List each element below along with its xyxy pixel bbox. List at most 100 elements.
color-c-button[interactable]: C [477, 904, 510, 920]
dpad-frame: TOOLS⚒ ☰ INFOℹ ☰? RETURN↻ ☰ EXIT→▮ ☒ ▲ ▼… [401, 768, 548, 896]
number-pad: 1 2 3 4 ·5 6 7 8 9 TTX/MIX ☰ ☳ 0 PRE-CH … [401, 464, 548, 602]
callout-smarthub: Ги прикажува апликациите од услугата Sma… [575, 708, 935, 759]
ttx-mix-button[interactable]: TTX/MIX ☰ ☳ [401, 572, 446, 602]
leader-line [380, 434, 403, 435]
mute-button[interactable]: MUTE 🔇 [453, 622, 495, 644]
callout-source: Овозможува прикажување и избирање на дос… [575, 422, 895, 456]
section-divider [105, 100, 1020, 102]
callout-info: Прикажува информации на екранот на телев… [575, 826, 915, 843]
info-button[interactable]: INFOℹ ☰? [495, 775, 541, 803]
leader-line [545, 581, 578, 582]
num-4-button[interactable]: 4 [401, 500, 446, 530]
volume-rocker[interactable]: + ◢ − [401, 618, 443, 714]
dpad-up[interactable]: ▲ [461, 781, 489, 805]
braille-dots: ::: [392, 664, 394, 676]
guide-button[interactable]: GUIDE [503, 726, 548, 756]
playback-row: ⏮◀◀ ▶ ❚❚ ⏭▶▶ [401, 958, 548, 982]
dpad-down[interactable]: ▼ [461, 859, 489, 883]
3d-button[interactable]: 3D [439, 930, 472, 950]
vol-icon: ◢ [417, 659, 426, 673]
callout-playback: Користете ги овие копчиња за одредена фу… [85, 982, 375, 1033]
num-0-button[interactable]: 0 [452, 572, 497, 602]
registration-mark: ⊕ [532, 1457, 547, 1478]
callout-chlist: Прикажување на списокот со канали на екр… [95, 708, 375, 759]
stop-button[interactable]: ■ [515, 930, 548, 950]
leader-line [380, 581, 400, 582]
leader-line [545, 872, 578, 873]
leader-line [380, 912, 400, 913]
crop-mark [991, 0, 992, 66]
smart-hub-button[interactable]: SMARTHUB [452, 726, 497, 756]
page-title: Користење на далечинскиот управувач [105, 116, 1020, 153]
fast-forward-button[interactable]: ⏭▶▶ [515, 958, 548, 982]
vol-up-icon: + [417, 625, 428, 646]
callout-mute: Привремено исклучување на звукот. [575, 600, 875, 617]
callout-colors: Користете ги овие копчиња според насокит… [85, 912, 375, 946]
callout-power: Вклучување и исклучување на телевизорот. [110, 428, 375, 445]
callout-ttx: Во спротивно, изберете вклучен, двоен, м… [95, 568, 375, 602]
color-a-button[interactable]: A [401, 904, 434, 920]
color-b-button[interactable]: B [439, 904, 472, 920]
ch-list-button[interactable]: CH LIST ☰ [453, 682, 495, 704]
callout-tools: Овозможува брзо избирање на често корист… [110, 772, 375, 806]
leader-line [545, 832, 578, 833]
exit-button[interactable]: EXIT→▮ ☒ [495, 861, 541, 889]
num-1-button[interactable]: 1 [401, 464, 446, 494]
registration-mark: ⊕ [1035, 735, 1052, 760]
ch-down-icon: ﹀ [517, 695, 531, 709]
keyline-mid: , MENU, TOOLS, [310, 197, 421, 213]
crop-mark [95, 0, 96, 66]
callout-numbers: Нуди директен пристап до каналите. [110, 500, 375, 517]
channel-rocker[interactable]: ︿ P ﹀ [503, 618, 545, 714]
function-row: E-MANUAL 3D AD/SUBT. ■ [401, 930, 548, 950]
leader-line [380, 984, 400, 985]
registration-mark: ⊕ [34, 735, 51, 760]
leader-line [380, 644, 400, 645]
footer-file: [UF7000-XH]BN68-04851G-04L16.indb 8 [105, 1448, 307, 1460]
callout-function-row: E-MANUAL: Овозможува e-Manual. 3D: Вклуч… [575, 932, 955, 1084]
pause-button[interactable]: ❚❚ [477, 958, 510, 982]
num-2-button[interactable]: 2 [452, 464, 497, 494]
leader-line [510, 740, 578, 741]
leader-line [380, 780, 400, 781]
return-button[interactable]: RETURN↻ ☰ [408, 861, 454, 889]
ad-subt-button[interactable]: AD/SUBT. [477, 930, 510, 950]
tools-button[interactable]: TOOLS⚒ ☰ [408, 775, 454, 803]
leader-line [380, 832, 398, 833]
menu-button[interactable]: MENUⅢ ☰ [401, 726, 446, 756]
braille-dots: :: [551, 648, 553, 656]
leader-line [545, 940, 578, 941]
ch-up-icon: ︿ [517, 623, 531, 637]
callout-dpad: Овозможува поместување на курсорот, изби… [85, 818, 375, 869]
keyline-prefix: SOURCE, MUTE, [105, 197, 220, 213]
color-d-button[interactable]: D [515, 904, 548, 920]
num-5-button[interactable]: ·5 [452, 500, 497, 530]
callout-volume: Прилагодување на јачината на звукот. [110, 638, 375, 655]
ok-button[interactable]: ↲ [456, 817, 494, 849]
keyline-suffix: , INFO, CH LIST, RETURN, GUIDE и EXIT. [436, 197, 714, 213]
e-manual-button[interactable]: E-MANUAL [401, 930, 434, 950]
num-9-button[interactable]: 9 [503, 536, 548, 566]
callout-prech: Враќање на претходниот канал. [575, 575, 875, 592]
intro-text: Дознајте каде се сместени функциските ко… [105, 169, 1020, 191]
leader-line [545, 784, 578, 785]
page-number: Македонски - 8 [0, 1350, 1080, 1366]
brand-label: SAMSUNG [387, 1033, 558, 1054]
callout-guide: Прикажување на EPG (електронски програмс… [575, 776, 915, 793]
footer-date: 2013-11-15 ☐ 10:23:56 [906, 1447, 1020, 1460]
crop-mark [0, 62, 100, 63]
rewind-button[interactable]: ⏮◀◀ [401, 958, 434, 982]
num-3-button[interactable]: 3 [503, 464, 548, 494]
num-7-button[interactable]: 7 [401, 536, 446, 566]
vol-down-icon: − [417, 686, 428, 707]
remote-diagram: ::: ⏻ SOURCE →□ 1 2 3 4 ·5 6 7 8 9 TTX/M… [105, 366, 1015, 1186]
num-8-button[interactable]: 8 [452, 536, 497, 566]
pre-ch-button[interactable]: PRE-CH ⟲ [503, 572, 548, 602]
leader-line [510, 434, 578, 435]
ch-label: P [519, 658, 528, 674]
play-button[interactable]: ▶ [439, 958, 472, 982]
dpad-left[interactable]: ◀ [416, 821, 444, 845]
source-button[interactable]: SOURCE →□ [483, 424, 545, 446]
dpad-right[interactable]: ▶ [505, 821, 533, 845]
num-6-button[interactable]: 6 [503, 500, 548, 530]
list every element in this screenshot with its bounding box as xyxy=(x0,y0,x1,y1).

◇ ◇ ◇

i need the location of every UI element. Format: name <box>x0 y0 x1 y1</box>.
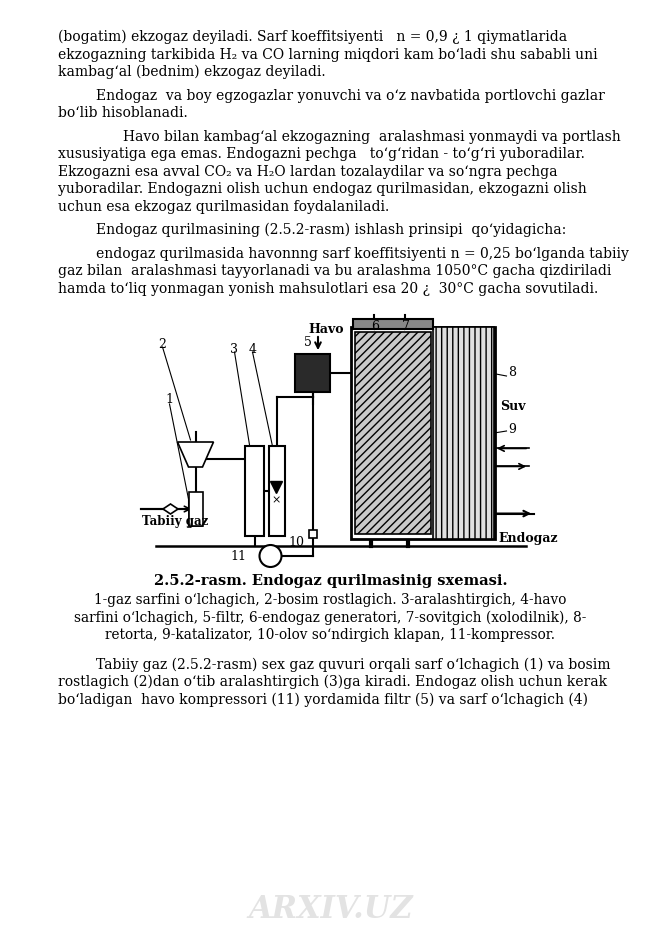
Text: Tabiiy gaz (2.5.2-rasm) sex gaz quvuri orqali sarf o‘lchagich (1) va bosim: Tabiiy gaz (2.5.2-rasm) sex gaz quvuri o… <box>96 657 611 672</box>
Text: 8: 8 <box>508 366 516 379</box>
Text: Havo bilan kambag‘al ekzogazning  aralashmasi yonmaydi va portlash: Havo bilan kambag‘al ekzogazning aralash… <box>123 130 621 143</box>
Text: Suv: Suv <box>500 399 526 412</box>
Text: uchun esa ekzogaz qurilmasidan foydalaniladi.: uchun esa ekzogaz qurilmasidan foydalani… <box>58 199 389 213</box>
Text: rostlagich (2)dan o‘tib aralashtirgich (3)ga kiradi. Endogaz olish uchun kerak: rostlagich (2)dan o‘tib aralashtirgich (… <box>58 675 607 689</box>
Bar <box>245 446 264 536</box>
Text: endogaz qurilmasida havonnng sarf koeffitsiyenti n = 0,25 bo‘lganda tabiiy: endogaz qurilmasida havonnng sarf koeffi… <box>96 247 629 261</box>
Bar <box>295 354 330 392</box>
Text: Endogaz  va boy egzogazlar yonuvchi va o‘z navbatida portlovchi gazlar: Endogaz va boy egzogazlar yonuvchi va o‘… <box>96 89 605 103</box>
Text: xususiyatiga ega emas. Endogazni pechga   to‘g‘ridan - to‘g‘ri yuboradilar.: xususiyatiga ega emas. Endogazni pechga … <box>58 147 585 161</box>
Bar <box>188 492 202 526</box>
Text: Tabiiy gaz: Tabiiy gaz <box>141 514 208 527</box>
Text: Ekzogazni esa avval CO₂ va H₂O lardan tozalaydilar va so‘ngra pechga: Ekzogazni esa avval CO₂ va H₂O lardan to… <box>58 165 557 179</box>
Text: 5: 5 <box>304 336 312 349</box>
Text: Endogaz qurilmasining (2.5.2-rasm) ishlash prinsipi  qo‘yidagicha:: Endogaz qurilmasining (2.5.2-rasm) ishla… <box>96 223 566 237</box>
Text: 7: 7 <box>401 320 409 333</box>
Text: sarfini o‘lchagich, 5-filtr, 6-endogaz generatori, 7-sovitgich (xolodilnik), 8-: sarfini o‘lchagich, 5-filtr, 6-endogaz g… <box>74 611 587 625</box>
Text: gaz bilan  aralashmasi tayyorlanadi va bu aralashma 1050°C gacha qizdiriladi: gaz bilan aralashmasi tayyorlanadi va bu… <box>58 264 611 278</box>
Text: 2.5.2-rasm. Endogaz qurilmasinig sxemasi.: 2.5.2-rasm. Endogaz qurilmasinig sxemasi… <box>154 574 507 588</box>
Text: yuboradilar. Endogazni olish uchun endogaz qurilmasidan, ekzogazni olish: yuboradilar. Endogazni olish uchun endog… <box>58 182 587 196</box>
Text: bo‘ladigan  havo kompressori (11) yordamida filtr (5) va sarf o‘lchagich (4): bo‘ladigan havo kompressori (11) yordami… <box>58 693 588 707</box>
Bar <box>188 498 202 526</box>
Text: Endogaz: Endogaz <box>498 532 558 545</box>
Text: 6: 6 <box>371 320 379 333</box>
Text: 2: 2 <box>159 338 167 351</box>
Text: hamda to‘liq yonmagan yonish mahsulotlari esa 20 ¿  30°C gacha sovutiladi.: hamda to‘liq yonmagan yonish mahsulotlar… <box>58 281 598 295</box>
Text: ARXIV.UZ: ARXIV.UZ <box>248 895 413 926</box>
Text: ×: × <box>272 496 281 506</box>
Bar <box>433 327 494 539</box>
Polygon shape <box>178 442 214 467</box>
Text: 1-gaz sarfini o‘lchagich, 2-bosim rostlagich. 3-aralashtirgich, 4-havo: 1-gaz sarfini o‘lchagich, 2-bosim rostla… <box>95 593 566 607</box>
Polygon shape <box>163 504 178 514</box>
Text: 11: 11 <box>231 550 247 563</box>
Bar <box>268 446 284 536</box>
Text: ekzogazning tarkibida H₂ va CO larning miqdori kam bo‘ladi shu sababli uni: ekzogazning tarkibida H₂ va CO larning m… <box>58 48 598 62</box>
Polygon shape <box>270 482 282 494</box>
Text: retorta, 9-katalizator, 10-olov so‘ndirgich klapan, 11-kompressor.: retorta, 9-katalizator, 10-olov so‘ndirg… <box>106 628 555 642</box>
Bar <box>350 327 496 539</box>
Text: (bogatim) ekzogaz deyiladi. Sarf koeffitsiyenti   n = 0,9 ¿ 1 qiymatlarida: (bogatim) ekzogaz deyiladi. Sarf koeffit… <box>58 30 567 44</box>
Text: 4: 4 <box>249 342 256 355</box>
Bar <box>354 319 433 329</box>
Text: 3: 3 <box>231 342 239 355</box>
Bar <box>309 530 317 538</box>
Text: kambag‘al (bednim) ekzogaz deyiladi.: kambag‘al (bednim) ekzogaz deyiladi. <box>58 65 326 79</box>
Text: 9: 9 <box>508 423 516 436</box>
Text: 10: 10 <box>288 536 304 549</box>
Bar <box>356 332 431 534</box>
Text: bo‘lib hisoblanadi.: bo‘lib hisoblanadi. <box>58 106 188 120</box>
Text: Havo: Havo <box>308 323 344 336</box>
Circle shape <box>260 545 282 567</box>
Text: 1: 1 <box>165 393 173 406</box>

◇ ◇ ◇

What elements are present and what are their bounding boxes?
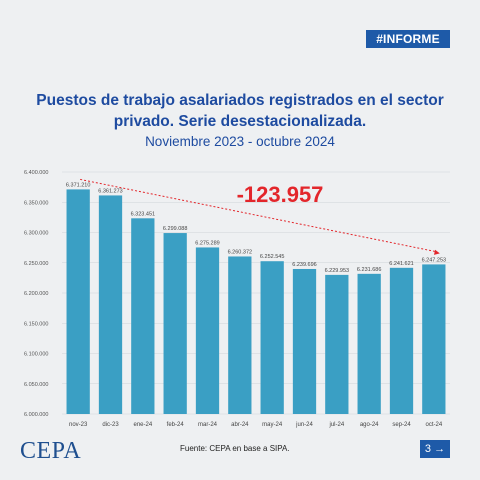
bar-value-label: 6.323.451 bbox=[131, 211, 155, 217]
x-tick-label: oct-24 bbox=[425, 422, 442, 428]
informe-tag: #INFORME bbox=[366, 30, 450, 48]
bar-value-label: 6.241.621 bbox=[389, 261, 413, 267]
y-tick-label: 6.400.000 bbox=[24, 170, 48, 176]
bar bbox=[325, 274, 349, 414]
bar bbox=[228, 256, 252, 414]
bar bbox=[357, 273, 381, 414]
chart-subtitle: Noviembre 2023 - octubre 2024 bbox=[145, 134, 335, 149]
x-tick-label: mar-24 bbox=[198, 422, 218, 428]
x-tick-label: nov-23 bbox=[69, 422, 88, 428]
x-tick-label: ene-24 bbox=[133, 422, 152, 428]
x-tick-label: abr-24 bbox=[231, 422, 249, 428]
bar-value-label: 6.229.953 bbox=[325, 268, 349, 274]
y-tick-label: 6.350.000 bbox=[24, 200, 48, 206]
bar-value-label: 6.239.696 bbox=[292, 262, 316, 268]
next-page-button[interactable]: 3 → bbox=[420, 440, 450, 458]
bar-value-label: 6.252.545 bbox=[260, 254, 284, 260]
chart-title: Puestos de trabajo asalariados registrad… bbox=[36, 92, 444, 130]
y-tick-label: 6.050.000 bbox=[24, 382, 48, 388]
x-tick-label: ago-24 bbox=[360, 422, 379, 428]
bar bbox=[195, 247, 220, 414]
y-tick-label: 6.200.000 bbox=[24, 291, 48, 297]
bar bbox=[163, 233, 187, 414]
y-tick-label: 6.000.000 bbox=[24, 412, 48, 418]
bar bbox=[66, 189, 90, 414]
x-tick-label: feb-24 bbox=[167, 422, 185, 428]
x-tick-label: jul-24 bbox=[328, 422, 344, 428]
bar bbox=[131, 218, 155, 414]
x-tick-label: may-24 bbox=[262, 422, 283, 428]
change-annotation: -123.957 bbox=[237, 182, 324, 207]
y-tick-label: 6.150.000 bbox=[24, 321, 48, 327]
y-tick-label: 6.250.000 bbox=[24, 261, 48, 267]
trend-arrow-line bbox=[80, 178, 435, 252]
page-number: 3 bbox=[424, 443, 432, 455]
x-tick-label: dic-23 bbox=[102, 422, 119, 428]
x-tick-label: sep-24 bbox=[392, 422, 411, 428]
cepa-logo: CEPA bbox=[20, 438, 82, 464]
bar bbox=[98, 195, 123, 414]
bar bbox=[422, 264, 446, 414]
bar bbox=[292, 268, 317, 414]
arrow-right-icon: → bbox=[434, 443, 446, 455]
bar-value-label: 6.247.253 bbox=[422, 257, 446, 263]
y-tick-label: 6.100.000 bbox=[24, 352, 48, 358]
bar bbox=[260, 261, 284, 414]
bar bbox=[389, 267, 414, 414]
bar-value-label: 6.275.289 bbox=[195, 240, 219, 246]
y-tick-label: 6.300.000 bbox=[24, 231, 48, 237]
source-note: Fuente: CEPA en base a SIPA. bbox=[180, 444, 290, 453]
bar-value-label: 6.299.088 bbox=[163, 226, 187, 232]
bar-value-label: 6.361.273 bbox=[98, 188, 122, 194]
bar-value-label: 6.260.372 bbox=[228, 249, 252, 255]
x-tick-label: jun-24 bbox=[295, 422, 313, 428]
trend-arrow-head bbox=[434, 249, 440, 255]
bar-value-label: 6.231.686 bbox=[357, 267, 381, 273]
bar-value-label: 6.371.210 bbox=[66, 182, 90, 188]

◇ ◇ ◇

JOB -
Copy the part of the material that opens with the line containing "bar-value-label: 6.323.451 bbox=[131, 211, 155, 217]" and closes with the line containing "next-page-button[interactable]: 3 →", keeping every line as it stands and including both ends.

ANSWER -
bar-value-label: 6.323.451 bbox=[131, 211, 155, 217]
x-tick-label: oct-24 bbox=[425, 422, 442, 428]
informe-tag: #INFORME bbox=[366, 30, 450, 48]
bar-value-label: 6.241.621 bbox=[389, 261, 413, 267]
y-tick-label: 6.400.000 bbox=[24, 170, 48, 176]
bar bbox=[325, 274, 349, 414]
bar bbox=[228, 256, 252, 414]
bar bbox=[357, 273, 381, 414]
chart-subtitle: Noviembre 2023 - octubre 2024 bbox=[145, 134, 335, 149]
x-tick-label: mar-24 bbox=[198, 422, 218, 428]
x-tick-label: nov-23 bbox=[69, 422, 88, 428]
x-tick-label: ene-24 bbox=[133, 422, 152, 428]
x-tick-label: abr-24 bbox=[231, 422, 249, 428]
bar-value-label: 6.229.953 bbox=[325, 268, 349, 274]
y-tick-label: 6.350.000 bbox=[24, 200, 48, 206]
bar-value-label: 6.239.696 bbox=[292, 262, 316, 268]
next-page-button[interactable]: 3 → bbox=[420, 440, 450, 458]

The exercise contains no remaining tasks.